Aim of the task: Write the entries out again exactly as they stand, but without the pictures.

Given information:
********************

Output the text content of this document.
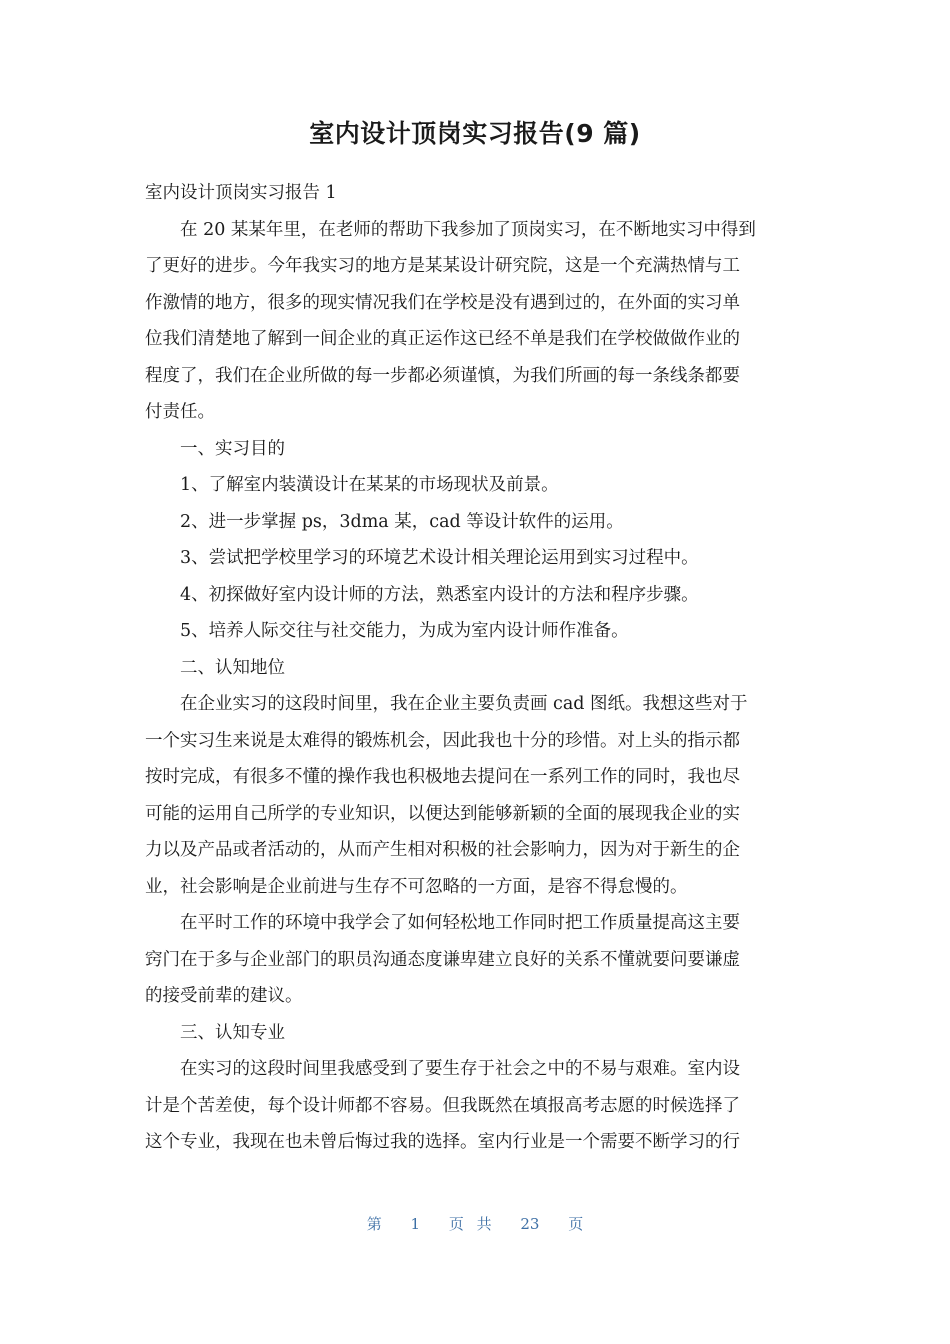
室内设计顶岗实习报告(9 篇)

室内设计顶岗实习报告 1

在 20 某某年里，在老师的帮助下我参加了顶岗实习，在不断地实习中得到
了更好的进步。今年我实习的地方是某某设计研究院，这是一个充满热情与工
作激情的地方，很多的现实情况我们在学校是没有遇到过的，在外面的实习单
位我们清楚地了解到一间企业的真正运作这已经不单是我们在学校做做作业的
程度了，我们在企业所做的每一步都必须谨慎，为我们所画的每一条线条都要
付责任。

一、实习目的

1、了解室内装潢设计在某某的市场现状及前景。

2、进一步掌握 ps，3dma 某，cad 等设计软件的运用。

3、尝试把学校里学习的环境艺术设计相关理论运用到实习过程中。

4、初探做好室内设计师的方法，熟悉室内设计的方法和程序步骤。

5、培养人际交往与社交能力，为成为室内设计师作准备。

二、认知地位

在企业实习的这段时间里，我在企业主要负责画 cad 图纸。我想这些对于
一个实习生来说是太难得的锻炼机会，因此我也十分的珍惜。对上头的指示都
按时完成，有很多不懂的操作我也积极地去提问在一系列工作的同时，我也尽
可能的运用自己所学的专业知识，以便达到能够新颖的全面的展现我企业的实
力以及产品或者活动的，从而产生相对积极的社会影响力，因为对于新生的企
业，社会影响是企业前进与生存不可忽略的一方面，是容不得怠慢的。
在平时工作的环境中我学会了如何轻松地工作同时把工作质量提高这主要
窍门在于多与企业部门的职员沟通态度谦卑建立良好的关系不懂就要问要谦虚
的接受前辈的建议。

三、认知专业

在实习的这段时间里我感受到了要生存于社会之中的不易与艰难。室内设
计是个苦差使，每个设计师都不容易。但我既然在填报高考志愿的时候选择了
这个专业，我现在也未曾后悔过我的选择。室内行业是一个需要不断学习的行
第 1 页 共 23 页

********************

Response to this exercise:
Output the text content of this document.
室内设计顶岗实习报告(9 篇)

室内设计顶岗实习报告 1

在 20 某某年里，在老师的帮助下我参加了顶岗实习，在不断地实习中得到
了更好的进步。今年我实习的地方是某某设计研究院，这是一个充满热情与工
作激情的地方，很多的现实情况我们在学校是没有遇到过的，在外面的实习单
位我们清楚地了解到一间企业的真正运作这已经不单是我们在学校做做作业的
程度了，我们在企业所做的每一步都必须谨慎，为我们所画的每一条线条都要
付责任。

一、实习目的

1、了解室内装潢设计在某某的市场现状及前景。

2、进一步掌握 ps，3dma 某，cad 等设计软件的运用。

3、尝试把学校里学习的环境艺术设计相关理论运用到实习过程中。

4、初探做好室内设计师的方法，熟悉室内设计的方法和程序步骤。

5、培养人际交往与社交能力，为成为室内设计师作准备。

二、认知地位

在企业实习的这段时间里，我在企业主要负责画 cad 图纸。我想这些对于
一个实习生来说是太难得的锻炼机会，因此我也十分的珍惜。对上头的指示都
按时完成，有很多不懂的操作我也积极地去提问在一系列工作的同时，我也尽
可能的运用自己所学的专业知识，以便达到能够新颖的全面的展现我企业的实
力以及产品或者活动的，从而产生相对积极的社会影响力，因为对于新生的企
业，社会影响是企业前进与生存不可忽略的一方面，是容不得怠慢的。
在平时工作的环境中我学会了如何轻松地工作同时把工作质量提高这主要
窍门在于多与企业部门的职员沟通态度谦卑建立良好的关系不懂就要问要谦虚
的接受前辈的建议。

三、认知专业

在实习的这段时间里我感受到了要生存于社会之中的不易与艰难。室内设
计是个苦差使，每个设计师都不容易。但我既然在填报高考志愿的时候选择了
这个专业，我现在也未曾后悔过我的选择。室内行业是一个需要不断学习的行
第 1 页 共 23 页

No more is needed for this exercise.